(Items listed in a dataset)
========================================================================

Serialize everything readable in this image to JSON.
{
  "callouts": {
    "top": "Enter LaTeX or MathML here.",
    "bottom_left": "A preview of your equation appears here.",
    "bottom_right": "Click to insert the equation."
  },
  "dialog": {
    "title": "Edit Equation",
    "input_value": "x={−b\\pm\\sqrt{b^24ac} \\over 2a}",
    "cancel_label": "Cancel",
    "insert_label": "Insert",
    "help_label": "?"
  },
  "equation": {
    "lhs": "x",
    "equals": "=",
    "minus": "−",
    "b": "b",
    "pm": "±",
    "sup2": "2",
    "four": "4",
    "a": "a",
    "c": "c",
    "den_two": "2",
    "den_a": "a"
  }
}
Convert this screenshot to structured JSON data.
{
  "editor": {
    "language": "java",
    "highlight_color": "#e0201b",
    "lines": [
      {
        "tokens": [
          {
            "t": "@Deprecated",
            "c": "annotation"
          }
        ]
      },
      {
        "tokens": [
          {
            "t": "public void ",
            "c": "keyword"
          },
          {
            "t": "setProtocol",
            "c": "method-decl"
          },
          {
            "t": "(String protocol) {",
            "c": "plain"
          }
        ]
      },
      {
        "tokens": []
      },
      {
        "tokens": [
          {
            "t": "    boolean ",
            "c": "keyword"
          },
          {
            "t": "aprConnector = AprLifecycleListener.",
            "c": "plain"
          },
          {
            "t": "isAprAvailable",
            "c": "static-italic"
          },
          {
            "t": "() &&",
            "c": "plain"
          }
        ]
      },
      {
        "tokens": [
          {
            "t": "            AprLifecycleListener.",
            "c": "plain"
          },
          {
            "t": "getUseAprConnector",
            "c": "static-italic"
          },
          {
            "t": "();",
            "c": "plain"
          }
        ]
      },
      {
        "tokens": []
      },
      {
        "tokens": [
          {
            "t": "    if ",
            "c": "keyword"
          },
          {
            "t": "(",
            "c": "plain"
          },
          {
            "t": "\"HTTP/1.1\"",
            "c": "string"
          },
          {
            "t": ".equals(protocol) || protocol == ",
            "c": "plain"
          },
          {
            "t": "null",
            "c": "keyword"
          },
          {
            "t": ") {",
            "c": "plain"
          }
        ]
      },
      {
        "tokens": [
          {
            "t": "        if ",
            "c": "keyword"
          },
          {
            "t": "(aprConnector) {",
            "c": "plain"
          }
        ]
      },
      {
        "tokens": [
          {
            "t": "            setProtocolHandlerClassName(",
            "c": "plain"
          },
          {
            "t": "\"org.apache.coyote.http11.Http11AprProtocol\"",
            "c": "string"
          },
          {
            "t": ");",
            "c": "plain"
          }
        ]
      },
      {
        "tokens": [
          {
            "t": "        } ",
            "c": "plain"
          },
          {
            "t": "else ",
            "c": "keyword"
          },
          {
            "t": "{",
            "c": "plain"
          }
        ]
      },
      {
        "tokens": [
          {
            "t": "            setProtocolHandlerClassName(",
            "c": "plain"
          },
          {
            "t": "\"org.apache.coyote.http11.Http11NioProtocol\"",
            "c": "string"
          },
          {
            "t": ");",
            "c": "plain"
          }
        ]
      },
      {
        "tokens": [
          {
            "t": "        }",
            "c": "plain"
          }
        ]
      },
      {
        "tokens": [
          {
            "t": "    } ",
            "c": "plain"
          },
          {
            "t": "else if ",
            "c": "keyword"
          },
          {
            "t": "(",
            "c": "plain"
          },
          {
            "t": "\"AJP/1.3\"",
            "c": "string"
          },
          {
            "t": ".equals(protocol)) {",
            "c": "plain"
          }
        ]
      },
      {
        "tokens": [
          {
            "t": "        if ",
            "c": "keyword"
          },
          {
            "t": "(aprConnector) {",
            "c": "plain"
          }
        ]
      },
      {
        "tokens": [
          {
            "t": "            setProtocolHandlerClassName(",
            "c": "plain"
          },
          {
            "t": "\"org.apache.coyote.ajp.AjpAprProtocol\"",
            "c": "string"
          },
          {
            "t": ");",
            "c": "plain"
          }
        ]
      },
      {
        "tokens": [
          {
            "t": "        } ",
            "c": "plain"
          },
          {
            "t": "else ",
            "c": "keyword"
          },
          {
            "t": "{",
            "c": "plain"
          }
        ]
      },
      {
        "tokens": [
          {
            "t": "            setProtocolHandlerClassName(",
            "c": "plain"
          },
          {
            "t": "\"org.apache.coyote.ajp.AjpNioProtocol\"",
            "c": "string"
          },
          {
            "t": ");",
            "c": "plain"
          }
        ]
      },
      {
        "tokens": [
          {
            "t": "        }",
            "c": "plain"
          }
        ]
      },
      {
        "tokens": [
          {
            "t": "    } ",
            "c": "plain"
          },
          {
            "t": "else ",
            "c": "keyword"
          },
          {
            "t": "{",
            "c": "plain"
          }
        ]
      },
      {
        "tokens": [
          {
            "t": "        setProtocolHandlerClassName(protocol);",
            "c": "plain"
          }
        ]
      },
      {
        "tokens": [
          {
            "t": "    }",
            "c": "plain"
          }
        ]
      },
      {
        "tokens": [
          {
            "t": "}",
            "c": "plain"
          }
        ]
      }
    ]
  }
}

========================================================================

■ Goal ■
Check each line of the records for the word "here", and show the lines that contain it.

■ Full response ■
    "top": "Enter LaTeX or MathML here.",
    "bottom_left": "A preview of your equation appears here.",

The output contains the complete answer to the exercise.